Your objective:
Extract every line that contains the string "LIỆU".

Entries supplied:
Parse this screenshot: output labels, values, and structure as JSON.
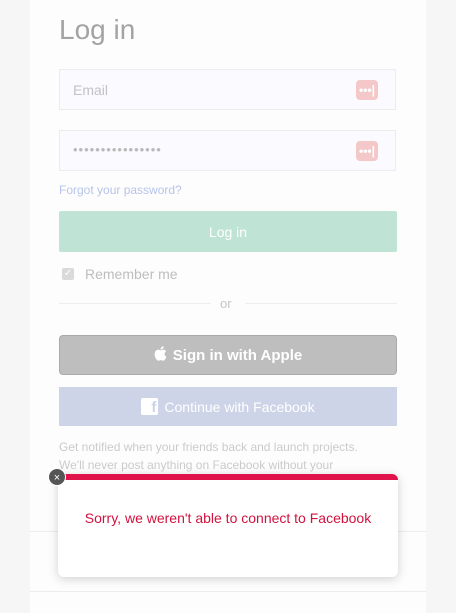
{
  "page": {
    "title": "Log in"
  },
  "form": {
    "email_placeholder": "Email",
    "password_mask": "••••••••••••••••",
    "password_manager_icon": "password-manager-icon",
    "password_manager_glyph": "•••|",
    "forgot_password": "Forgot your password?",
    "login_button": "Log in",
    "remember_me": "Remember me",
    "remember_checked": true,
    "checkbox_glyph": "✓",
    "or_separator": "or"
  },
  "social": {
    "apple_glyph": "",
    "apple_label": "Sign in with Apple",
    "facebook_glyph": "f",
    "facebook_label": "Continue with Facebook"
  },
  "notice": {
    "line1": "Get notified when your friends back and launch projects.",
    "line2": "We'll never post anything on Facebook without your"
  },
  "toast": {
    "message": "Sorry, we weren't able to connect to Facebook",
    "close_glyph": "×",
    "accent_color": "#e0134a"
  }
}
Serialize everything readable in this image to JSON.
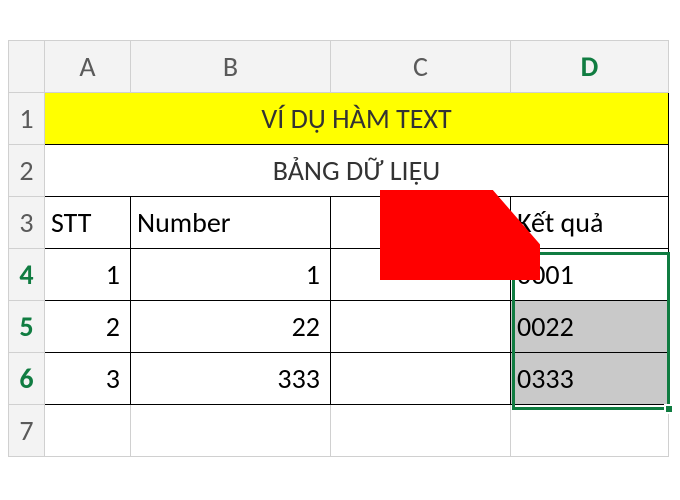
{
  "columns": {
    "A": "A",
    "B": "B",
    "C": "C",
    "D": "D"
  },
  "rows": {
    "1": "1",
    "2": "2",
    "3": "3",
    "4": "4",
    "5": "5",
    "6": "6",
    "7": "7"
  },
  "title": "VÍ DỤ HÀM TEXT",
  "subtitle": "BẢNG DỮ LIỆU",
  "headers": {
    "stt": "STT",
    "number": "Number",
    "result": "Kết quả"
  },
  "data": [
    {
      "stt": "1",
      "number": "1",
      "result": "0001"
    },
    {
      "stt": "2",
      "number": "22",
      "result": "0022"
    },
    {
      "stt": "3",
      "number": "333",
      "result": "0333"
    }
  ],
  "chart_data": {
    "type": "table",
    "title": "VÍ DỤ HÀM TEXT — BẢNG DỮ LIỆU",
    "columns": [
      "STT",
      "Number",
      "Kết quả"
    ],
    "rows": [
      [
        1,
        1,
        "0001"
      ],
      [
        2,
        22,
        "0022"
      ],
      [
        3,
        333,
        "0333"
      ]
    ]
  }
}
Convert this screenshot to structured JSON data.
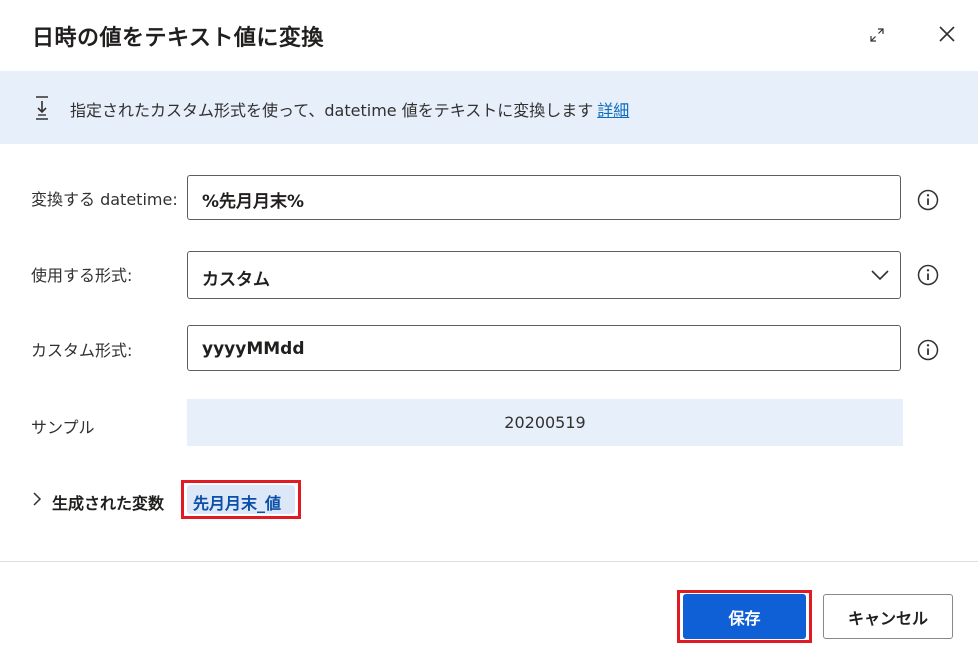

Reply:
  "subtitle": "BẢNG DỮ LIỆU",
    "title": "VÍ DỤ HÀM TEXT — BẢNG DỮ LIỆU",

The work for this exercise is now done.